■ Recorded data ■
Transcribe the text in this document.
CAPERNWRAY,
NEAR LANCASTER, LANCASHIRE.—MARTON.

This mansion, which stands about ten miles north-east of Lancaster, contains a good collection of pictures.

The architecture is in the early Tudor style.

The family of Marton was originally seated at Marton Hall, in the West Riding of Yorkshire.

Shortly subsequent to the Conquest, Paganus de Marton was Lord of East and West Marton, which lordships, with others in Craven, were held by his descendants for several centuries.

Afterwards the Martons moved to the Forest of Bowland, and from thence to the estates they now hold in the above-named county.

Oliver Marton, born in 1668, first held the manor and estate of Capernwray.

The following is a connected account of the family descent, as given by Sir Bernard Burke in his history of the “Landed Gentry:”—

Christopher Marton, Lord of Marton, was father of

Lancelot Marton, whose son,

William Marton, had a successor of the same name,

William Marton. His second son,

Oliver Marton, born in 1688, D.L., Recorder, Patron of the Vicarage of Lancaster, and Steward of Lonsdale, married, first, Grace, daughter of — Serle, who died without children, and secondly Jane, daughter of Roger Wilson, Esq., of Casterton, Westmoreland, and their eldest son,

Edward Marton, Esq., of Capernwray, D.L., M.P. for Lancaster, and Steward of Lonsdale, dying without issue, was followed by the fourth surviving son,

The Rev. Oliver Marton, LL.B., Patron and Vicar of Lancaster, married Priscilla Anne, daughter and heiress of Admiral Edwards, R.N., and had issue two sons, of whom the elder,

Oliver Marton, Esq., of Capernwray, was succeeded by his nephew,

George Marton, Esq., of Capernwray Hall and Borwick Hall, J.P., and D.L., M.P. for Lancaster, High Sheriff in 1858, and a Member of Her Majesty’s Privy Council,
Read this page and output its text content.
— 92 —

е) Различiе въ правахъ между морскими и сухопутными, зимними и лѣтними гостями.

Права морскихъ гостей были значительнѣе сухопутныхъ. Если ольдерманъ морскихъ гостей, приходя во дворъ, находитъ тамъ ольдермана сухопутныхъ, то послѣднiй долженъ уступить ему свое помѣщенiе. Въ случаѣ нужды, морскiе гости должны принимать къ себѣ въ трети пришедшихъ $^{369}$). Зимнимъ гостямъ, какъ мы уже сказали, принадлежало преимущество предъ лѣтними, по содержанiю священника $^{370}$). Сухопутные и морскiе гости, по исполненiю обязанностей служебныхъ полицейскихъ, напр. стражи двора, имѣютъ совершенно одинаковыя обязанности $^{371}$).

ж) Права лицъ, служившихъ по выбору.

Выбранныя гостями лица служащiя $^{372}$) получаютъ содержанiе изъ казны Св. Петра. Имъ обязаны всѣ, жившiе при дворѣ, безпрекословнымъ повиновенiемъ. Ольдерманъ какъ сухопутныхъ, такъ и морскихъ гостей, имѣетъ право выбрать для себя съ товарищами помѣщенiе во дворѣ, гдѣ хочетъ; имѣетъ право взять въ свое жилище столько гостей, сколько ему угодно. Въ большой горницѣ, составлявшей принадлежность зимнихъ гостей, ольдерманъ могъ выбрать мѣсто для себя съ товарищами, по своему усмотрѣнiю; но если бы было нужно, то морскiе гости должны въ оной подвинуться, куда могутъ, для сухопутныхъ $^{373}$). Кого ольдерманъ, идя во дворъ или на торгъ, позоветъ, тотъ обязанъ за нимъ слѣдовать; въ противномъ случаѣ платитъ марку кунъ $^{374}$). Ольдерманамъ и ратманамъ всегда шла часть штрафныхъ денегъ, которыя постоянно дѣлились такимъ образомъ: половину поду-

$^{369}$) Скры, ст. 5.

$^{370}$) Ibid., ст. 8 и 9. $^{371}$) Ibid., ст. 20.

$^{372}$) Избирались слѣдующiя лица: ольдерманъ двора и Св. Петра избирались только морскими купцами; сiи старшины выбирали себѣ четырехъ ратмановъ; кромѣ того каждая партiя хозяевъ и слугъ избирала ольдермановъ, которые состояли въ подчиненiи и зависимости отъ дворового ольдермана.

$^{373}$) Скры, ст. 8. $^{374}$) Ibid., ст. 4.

■ Written task ■
Would you restate each of the entries word for word?

■ Solution for this problem ■
Transcribe the text in this document.
CAPERNWRAY,
NEAR LANCASTER, LANCASHIRE.—MARTON.

This mansion, which stands about ten miles north-east of Lancaster, contains a good collection of pictures.

The architecture is in the early Tudor style.

The family of Marton was originally seated at Marton Hall, in the West Riding of Yorkshire.

Shortly subsequent to the Conquest, Paganus de Marton was Lord of East and West Marton, which lordships, with others in Craven, were held by his descendants for several centuries.

Afterwards the Martons moved to the Forest of Bowland, and from thence to the estates they now hold in the above-named county.

Oliver Marton, born in 1668, first held the manor and estate of Capernwray.

The following is a connected account of the family descent, as given by Sir Bernard Burke in his history of the “Landed Gentry:”—

Christopher Marton, Lord of Marton, was father of

Lancelot Marton, whose son,

William Marton, had a successor of the same name,

William Marton. His second son,

Oliver Marton, born in 1688, D.L., Recorder, Patron of the Vicarage of Lancaster, and Steward of Lonsdale, married, first, Grace, daughter of — Serle, who died without children, and secondly Jane, daughter of Roger Wilson, Esq., of Casterton, Westmoreland, and their eldest son,

Edward Marton, Esq., of Capernwray, D.L., M.P. for Lancaster, and Steward of Lonsdale, dying without issue, was followed by the fourth surviving son,

The Rev. Oliver Marton, LL.B., Patron and Vicar of Lancaster, married Priscilla Anne, daughter and heiress of Admiral Edwards, R.N., and had issue two sons, of whom the elder,

Oliver Marton, Esq., of Capernwray, was succeeded by his nephew,

George Marton, Esq., of Capernwray Hall and Borwick Hall, J.P., and D.L., M.P. for Lancaster, High Sheriff in 1858, and a Member of Her Majesty’s Privy Council,
Read this page and output its text content.
— 92 —

е) Различiе въ правахъ между морскими и сухопутными, зимними и лѣтними гостями.

Права морскихъ гостей были значительнѣе сухопутныхъ. Если ольдерманъ морскихъ гостей, приходя во дворъ, находитъ тамъ ольдермана сухопутныхъ, то послѣднiй долженъ уступить ему свое помѣщенiе. Въ случаѣ нужды, морскiе гости должны принимать къ себѣ въ трети пришедшихъ $^{369}$). Зимнимъ гостямъ, какъ мы уже сказали, принадлежало преимущество предъ лѣтними, по содержанiю священника $^{370}$). Сухопутные и морскiе гости, по исполненiю обязанностей служебныхъ полицейскихъ, напр. стражи двора, имѣютъ совершенно одинаковыя обязанности $^{371}$).

ж) Права лицъ, служившихъ по выбору.

Выбранныя гостями лица служащiя $^{372}$) получаютъ содержанiе изъ казны Св. Петра. Имъ обязаны всѣ, жившiе при дворѣ, безпрекословнымъ повиновенiемъ. Ольдерманъ какъ сухопутныхъ, такъ и морскихъ гостей, имѣетъ право выбрать для себя съ товарищами помѣщенiе во дворѣ, гдѣ хочетъ; имѣетъ право взять въ свое жилище столько гостей, сколько ему угодно. Въ большой горницѣ, составлявшей принадлежность зимнихъ гостей, ольдерманъ могъ выбрать мѣсто для себя съ товарищами, по своему усмотрѣнiю; но если бы было нужно, то морскiе гости должны въ оной подвинуться, куда могутъ, для сухопутныхъ $^{373}$). Кого ольдерманъ, идя во дворъ или на торгъ, позоветъ, тотъ обязанъ за нимъ слѣдовать; въ противномъ случаѣ платитъ марку кунъ $^{374}$). Ольдерманамъ и ратманамъ всегда шла часть штрафныхъ денегъ, которыя постоянно дѣлились такимъ образомъ: половину поду-

$^{369}$) Скры, ст. 5.

$^{370}$) Ibid., ст. 8 и 9. $^{371}$) Ibid., ст. 20.

$^{372}$) Избирались слѣдующiя лица: ольдерманъ двора и Св. Петра избирались только морскими купцами; сiи старшины выбирали себѣ четырехъ ратмановъ; кромѣ того каждая партiя хозяевъ и слугъ избирала ольдермановъ, которые состояли въ подчиненiи и зависимости отъ дворового ольдермана.

$^{373}$) Скры, ст. 8. $^{374}$) Ibid., ст. 4.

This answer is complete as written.